### SUPPLIED DATA
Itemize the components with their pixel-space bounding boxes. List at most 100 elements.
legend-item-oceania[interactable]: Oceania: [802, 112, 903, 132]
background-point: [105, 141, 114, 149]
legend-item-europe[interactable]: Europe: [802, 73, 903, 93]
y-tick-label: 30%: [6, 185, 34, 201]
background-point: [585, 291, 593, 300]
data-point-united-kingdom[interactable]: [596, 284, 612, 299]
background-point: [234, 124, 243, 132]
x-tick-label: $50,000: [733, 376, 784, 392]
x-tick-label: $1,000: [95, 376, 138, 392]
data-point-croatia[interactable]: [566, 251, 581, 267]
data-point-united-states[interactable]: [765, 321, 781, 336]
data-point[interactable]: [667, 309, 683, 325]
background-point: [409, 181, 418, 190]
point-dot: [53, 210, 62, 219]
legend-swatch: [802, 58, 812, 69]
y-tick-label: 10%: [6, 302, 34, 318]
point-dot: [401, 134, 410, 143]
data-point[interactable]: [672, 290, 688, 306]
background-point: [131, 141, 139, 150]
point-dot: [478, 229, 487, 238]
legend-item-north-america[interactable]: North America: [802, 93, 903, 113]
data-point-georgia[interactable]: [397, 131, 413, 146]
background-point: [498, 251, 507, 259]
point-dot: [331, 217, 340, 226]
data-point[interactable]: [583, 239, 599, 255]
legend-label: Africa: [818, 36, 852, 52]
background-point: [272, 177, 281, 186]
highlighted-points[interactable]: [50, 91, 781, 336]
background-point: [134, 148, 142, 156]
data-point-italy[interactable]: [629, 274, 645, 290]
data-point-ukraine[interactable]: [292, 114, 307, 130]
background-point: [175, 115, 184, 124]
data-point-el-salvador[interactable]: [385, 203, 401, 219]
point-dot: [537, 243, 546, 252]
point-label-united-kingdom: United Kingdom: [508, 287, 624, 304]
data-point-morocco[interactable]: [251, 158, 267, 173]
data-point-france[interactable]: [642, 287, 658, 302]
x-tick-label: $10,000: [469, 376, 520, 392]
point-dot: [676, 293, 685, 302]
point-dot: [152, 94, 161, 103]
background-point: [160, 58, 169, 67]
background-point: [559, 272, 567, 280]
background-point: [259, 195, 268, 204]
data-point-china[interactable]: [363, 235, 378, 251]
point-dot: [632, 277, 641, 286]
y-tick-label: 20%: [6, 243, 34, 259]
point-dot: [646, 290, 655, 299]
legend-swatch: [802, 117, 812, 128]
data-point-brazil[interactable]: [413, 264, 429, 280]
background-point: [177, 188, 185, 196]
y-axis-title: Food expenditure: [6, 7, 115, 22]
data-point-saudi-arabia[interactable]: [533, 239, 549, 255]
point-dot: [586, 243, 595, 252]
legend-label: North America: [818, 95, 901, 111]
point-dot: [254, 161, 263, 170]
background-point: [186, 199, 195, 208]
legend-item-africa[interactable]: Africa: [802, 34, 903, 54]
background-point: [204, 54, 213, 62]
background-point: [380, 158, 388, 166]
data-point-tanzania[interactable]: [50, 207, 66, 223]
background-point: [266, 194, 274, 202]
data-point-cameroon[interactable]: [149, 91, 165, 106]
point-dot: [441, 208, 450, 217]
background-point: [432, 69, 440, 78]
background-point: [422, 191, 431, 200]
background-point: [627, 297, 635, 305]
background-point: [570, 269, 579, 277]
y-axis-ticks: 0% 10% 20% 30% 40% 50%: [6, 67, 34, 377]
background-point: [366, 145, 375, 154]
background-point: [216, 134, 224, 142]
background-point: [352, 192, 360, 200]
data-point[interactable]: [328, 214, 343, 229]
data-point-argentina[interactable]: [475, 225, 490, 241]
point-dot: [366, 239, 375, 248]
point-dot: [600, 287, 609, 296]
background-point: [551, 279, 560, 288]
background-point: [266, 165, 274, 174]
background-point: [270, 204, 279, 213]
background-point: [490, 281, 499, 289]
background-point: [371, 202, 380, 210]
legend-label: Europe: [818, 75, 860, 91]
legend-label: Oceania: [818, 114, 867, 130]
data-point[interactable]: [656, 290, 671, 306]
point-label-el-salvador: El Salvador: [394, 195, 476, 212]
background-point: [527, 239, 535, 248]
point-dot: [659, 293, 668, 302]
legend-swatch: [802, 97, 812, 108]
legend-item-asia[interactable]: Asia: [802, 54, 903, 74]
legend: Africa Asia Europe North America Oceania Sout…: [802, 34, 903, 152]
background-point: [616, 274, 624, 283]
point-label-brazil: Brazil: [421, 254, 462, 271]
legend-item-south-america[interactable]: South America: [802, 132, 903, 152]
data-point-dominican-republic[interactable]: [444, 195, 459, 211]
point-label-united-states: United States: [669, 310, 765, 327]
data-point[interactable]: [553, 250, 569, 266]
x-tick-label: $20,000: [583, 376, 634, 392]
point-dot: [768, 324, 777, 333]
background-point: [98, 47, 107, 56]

### EXERCISE GOAL
Could you update the records above by swapping every "background-point" for "backdrop-marker", then write them all out again with nothing else changed?

### TASK SOLUTION
Itemize the components with their pixel-space bounding boxes. List at most 100 elements.
legend-item-oceania[interactable]: Oceania: [802, 112, 903, 132]
backdrop-marker: [105, 141, 114, 149]
legend-item-europe[interactable]: Europe: [802, 73, 903, 93]
y-tick-label: 30%: [6, 185, 34, 201]
backdrop-marker: [585, 291, 593, 300]
data-point-united-kingdom[interactable]: [596, 284, 612, 299]
backdrop-marker: [234, 124, 243, 132]
x-tick-label: $50,000: [733, 376, 784, 392]
x-tick-label: $1,000: [95, 376, 138, 392]
data-point-croatia[interactable]: [566, 251, 581, 267]
data-point-united-states[interactable]: [765, 321, 781, 336]
data-point[interactable]: [667, 309, 683, 325]
backdrop-marker: [409, 181, 418, 190]
point-dot: [53, 210, 62, 219]
legend-swatch: [802, 58, 812, 69]
y-tick-label: 10%: [6, 302, 34, 318]
point-dot: [401, 134, 410, 143]
data-point[interactable]: [672, 290, 688, 306]
backdrop-marker: [131, 141, 139, 150]
point-dot: [478, 229, 487, 238]
legend-item-north-america[interactable]: North America: [802, 93, 903, 113]
data-point-georgia[interactable]: [397, 131, 413, 146]
backdrop-marker: [498, 251, 507, 259]
point-dot: [331, 217, 340, 226]
data-point[interactable]: [583, 239, 599, 255]
legend-label: Africa: [818, 36, 852, 52]
backdrop-marker: [272, 177, 281, 186]
highlighted-points[interactable]: [50, 91, 781, 336]
backdrop-marker: [134, 148, 142, 156]
data-point-italy[interactable]: [629, 274, 645, 290]
data-point-ukraine[interactable]: [292, 114, 307, 130]
backdrop-marker: [175, 115, 184, 124]
data-point-el-salvador[interactable]: [385, 203, 401, 219]
point-dot: [537, 243, 546, 252]
point-label-united-kingdom: United Kingdom: [508, 287, 624, 304]
data-point-morocco[interactable]: [251, 158, 267, 173]
data-point-france[interactable]: [642, 287, 658, 302]
x-tick-label: $10,000: [469, 376, 520, 392]
point-dot: [676, 293, 685, 302]
point-dot: [152, 94, 161, 103]
backdrop-marker: [160, 58, 169, 67]
backdrop-marker: [559, 272, 567, 280]
backdrop-marker: [259, 195, 268, 204]
data-point-china[interactable]: [363, 235, 378, 251]
point-dot: [632, 277, 641, 286]
y-tick-label: 20%: [6, 243, 34, 259]
point-dot: [646, 290, 655, 299]
legend-swatch: [802, 117, 812, 128]
data-point-brazil[interactable]: [413, 264, 429, 280]
backdrop-marker: [177, 188, 185, 196]
y-axis-title: Food expenditure: [6, 7, 115, 22]
data-point-saudi-arabia[interactable]: [533, 239, 549, 255]
point-dot: [586, 243, 595, 252]
legend-label: North America: [818, 95, 901, 111]
point-dot: [254, 161, 263, 170]
backdrop-marker: [186, 199, 195, 208]
legend-item-africa[interactable]: Africa: [802, 34, 903, 54]
backdrop-marker: [204, 54, 213, 62]
backdrop-marker: [380, 158, 388, 166]
data-point-tanzania[interactable]: [50, 207, 66, 223]
backdrop-marker: [266, 194, 274, 202]
data-point-cameroon[interactable]: [149, 91, 165, 106]
point-dot: [441, 208, 450, 217]
backdrop-marker: [432, 69, 440, 78]
backdrop-marker: [422, 191, 431, 200]
backdrop-marker: [627, 297, 635, 305]
backdrop-marker: [570, 269, 579, 277]
y-axis-ticks: 0% 10% 20% 30% 40% 50%: [6, 67, 34, 377]
backdrop-marker: [366, 145, 375, 154]
backdrop-marker: [216, 134, 224, 142]
backdrop-marker: [352, 192, 360, 200]
data-point[interactable]: [328, 214, 343, 229]
data-point-argentina[interactable]: [475, 225, 490, 241]
point-dot: [366, 239, 375, 248]
point-dot: [600, 287, 609, 296]
backdrop-marker: [551, 279, 560, 288]
backdrop-marker: [266, 165, 274, 174]
backdrop-marker: [270, 204, 279, 213]
backdrop-marker: [490, 281, 499, 289]
backdrop-marker: [371, 202, 380, 210]
legend-label: Europe: [818, 75, 860, 91]
legend-label: Oceania: [818, 114, 867, 130]
data-point[interactable]: [656, 290, 671, 306]
point-label-el-salvador: El Salvador: [394, 195, 476, 212]
backdrop-marker: [527, 239, 535, 248]
point-dot: [659, 293, 668, 302]
legend-swatch: [802, 97, 812, 108]
legend-item-asia[interactable]: Asia: [802, 54, 903, 74]
legend: Africa Asia Europe North America Oceania Sout…: [802, 34, 903, 152]
backdrop-marker: [616, 274, 624, 283]
point-label-brazil: Brazil: [421, 254, 462, 271]
legend-item-south-america[interactable]: South America: [802, 132, 903, 152]
data-point-dominican-republic[interactable]: [444, 195, 459, 211]
point-label-united-states: United States: [669, 310, 765, 327]
data-point[interactable]: [553, 250, 569, 266]
x-tick-label: $20,000: [583, 376, 634, 392]
point-dot: [768, 324, 777, 333]
backdrop-marker: [98, 47, 107, 56]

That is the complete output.